Exercise description:
Scan the data below and pick out the lines containing the word "Elsa".

Input records:
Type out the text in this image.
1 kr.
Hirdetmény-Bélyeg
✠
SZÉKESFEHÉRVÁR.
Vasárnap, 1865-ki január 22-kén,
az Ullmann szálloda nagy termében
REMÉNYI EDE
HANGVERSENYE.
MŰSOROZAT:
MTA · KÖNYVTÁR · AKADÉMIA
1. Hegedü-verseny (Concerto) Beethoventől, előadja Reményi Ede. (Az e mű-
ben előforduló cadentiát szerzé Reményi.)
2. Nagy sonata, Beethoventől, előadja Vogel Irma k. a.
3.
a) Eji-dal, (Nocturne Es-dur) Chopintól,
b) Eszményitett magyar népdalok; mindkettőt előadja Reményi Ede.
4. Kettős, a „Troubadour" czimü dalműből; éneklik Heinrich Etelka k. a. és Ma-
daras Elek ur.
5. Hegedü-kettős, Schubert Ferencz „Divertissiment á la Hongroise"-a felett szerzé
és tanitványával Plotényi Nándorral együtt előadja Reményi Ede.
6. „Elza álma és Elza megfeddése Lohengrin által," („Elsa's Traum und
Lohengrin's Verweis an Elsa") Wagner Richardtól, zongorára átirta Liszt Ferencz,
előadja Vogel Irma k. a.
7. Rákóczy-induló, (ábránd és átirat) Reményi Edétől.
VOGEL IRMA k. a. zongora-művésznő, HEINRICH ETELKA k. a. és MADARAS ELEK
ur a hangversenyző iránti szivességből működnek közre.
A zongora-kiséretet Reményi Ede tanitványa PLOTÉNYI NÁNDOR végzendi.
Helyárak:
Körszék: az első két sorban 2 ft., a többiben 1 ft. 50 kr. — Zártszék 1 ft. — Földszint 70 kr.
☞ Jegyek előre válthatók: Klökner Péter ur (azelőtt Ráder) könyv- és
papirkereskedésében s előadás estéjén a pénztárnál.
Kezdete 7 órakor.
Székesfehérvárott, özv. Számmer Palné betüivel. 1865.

Complete answer:
6. „Elza álma és Elza megfeddése Lohengrin által," („Elsa's Traum und
Lohengrin's Verweis an Elsa") Wagner Richardtól, zongorára átirta Liszt Ferencz,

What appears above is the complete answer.